━━━━━ DATASET EXCERPTS ━━━━━

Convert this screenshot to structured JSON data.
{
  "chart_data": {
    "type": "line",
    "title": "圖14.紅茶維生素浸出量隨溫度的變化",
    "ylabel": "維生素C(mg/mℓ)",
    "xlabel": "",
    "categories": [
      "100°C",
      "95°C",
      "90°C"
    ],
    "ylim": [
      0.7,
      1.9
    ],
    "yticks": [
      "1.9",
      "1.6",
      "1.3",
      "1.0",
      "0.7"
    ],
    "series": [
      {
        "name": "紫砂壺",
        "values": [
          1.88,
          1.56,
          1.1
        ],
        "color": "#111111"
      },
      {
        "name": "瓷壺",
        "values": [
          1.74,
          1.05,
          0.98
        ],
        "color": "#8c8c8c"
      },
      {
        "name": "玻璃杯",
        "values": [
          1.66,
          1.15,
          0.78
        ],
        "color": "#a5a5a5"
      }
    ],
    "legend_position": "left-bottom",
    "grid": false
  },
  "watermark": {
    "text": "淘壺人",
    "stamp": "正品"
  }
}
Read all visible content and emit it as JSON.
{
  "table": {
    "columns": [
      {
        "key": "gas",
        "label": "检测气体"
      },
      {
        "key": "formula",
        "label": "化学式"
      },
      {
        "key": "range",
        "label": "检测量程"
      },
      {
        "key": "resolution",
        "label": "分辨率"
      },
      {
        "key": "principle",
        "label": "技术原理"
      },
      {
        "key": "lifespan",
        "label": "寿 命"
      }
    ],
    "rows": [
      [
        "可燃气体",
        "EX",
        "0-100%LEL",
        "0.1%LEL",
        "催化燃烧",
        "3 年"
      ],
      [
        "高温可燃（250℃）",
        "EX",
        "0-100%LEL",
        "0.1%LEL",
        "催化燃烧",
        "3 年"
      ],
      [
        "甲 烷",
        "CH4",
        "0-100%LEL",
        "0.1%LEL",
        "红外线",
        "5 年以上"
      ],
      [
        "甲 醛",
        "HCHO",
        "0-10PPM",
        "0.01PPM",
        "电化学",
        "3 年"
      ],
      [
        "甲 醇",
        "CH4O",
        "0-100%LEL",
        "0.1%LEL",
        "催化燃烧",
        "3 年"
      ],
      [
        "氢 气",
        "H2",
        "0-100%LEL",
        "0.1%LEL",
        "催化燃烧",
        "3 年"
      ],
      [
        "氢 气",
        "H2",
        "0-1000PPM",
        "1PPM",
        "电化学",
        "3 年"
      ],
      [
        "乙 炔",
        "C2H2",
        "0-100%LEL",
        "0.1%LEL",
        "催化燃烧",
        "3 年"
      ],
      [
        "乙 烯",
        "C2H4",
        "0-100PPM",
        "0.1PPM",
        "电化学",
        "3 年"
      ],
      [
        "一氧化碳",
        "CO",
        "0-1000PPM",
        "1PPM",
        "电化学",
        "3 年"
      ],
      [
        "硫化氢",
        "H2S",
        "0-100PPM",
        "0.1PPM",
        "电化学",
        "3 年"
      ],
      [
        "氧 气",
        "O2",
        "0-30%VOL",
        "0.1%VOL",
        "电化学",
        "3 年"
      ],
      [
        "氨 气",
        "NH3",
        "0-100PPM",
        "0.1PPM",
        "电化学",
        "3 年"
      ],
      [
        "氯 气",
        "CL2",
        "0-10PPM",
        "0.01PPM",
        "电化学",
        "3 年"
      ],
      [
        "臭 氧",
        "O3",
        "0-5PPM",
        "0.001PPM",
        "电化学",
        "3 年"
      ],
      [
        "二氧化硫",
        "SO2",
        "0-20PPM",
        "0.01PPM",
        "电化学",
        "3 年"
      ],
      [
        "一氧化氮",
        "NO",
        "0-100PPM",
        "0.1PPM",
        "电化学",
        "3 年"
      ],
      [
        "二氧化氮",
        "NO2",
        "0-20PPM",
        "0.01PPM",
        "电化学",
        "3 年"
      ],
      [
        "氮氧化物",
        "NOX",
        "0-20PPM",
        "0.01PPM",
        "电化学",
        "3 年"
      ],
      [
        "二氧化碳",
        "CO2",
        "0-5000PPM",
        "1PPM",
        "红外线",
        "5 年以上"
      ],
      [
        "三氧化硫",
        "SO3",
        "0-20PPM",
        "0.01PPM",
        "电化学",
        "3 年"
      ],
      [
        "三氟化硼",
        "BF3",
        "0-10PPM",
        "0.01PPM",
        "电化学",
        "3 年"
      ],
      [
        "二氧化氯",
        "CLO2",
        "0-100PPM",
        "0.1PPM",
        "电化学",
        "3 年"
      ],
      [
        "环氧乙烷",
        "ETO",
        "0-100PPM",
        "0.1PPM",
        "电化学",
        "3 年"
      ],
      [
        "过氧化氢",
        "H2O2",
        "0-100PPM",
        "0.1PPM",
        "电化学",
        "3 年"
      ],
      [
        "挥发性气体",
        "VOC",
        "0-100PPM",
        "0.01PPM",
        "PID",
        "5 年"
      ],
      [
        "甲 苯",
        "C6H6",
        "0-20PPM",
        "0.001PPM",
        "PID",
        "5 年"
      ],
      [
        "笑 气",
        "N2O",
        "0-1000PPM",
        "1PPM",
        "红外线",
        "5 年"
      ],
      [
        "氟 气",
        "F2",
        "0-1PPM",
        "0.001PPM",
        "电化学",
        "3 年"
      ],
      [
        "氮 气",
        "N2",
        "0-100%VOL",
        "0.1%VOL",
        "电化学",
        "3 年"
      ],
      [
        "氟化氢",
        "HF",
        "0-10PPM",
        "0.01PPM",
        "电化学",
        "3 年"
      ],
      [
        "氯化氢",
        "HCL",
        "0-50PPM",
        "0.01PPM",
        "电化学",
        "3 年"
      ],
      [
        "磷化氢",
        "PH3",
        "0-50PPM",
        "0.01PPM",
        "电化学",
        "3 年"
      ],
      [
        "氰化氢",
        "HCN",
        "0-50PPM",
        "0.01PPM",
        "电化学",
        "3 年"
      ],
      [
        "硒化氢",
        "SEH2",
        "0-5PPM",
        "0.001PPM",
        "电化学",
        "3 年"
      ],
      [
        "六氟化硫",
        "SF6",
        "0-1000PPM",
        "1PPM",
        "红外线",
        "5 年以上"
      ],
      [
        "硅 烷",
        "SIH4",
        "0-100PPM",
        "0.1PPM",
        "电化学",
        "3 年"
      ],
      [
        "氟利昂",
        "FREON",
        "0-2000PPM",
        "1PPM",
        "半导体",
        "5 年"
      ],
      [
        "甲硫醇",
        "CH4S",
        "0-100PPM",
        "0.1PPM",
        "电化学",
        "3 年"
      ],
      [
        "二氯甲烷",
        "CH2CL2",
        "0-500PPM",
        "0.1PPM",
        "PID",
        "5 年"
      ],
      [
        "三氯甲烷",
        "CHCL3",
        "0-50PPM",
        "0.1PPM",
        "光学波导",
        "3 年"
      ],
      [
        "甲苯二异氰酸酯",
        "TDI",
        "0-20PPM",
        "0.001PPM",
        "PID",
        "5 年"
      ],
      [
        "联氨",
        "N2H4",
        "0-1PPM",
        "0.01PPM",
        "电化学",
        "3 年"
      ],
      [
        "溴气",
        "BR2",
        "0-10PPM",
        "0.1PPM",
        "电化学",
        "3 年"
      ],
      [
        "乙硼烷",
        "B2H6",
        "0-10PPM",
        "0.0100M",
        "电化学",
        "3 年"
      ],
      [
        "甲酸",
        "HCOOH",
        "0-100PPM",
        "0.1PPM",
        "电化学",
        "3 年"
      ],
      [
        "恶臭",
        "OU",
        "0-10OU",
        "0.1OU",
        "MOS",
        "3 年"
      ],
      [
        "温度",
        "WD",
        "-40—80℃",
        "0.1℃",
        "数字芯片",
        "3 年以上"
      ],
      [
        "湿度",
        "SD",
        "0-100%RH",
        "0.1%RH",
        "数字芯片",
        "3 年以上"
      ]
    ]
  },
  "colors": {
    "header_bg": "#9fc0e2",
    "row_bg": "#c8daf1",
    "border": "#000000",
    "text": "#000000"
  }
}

━━━━━

- [WHAT YOU NEED TO DO]:
Go through the records and copy each line with "JSON" in it.

- [RESULT FOR THIS EXERCISE]:
Convert this screenshot to structured JSON data.
Read all visible content and emit it as JSON.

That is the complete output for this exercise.